**Exercise description**
Gather the lines that hold the string "Interface".

Collection entries
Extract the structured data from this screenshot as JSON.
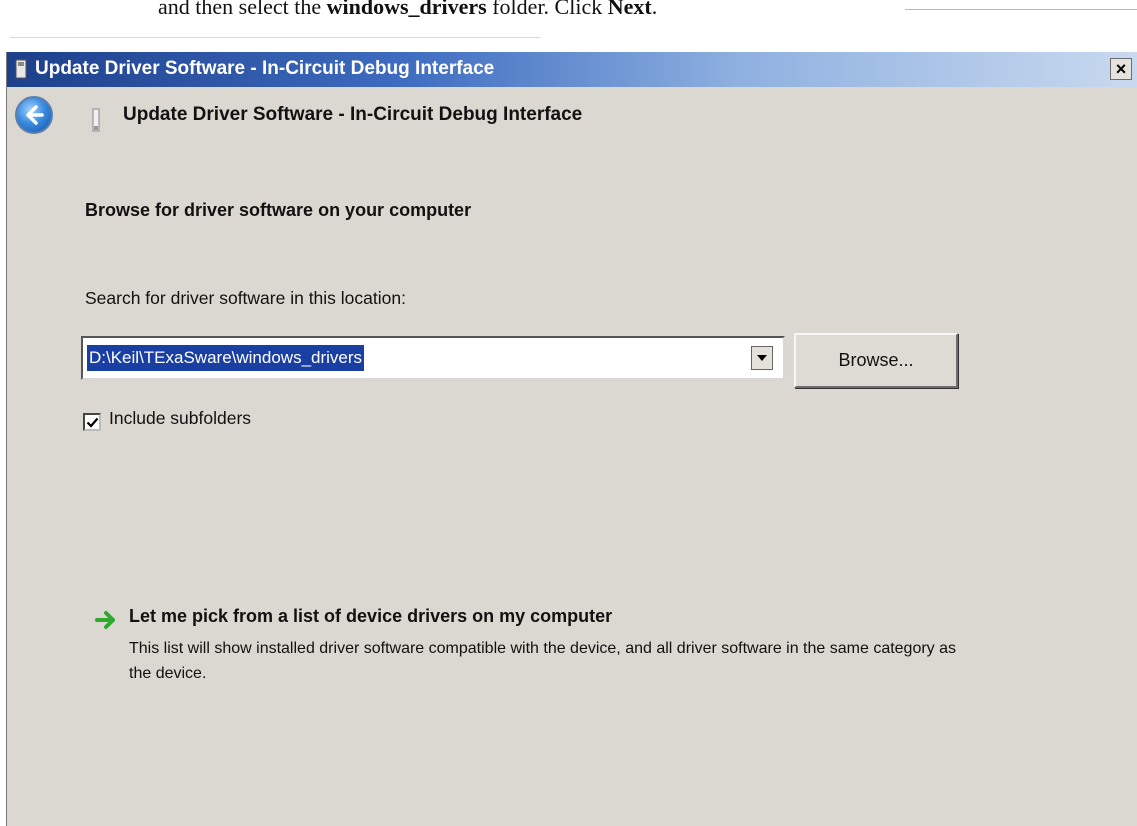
{
  "caption": {
    "prefix": "and then select  the ",
    "folder_name": "windows_drivers",
    "middle": " folder. Click ",
    "next_word": "Next",
    "suffix": "."
  },
  "window": {
    "title": "Update Driver Software - In-Circuit Debug Interface",
    "close_glyph": "×"
  },
  "header": {
    "title": "Update Driver Software - In-Circuit Debug Interface"
  },
  "content": {
    "heading": "Browse for driver software on your computer",
    "search_label": "Search for driver software in this location:",
    "path_value": "D:\\Keil\\TExaSware\\windows_drivers",
    "browse_label": "Browse...",
    "include_subfolders_label": "Include subfolders",
    "include_subfolders_checked": true
  },
  "pick_option": {
    "title": "Let me pick from a list of device drivers on my computer",
    "description": "This list will show installed driver software compatible with the device, and all driver software in the same category as the device."
  },
  "icons": {
    "back": "back-arrow-icon",
    "device": "usb-device-icon",
    "window": "window-app-icon",
    "dropdown": "chevron-down-icon",
    "check": "checkmark-icon",
    "pick": "green-arrow-icon"
  },
  "colors": {
    "titlebar_start": "#1d3f8a",
    "titlebar_end": "#c9d9ef",
    "dialog_bg": "#dbd8d1",
    "selection_bg": "#1a3fa3",
    "pick_arrow": "#2ea82e"
  }
}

**Solution**
    "title": "Update Driver Software - In-Circuit Debug Interface",
    "title": "Update Driver Software - In-Circuit Debug Interface"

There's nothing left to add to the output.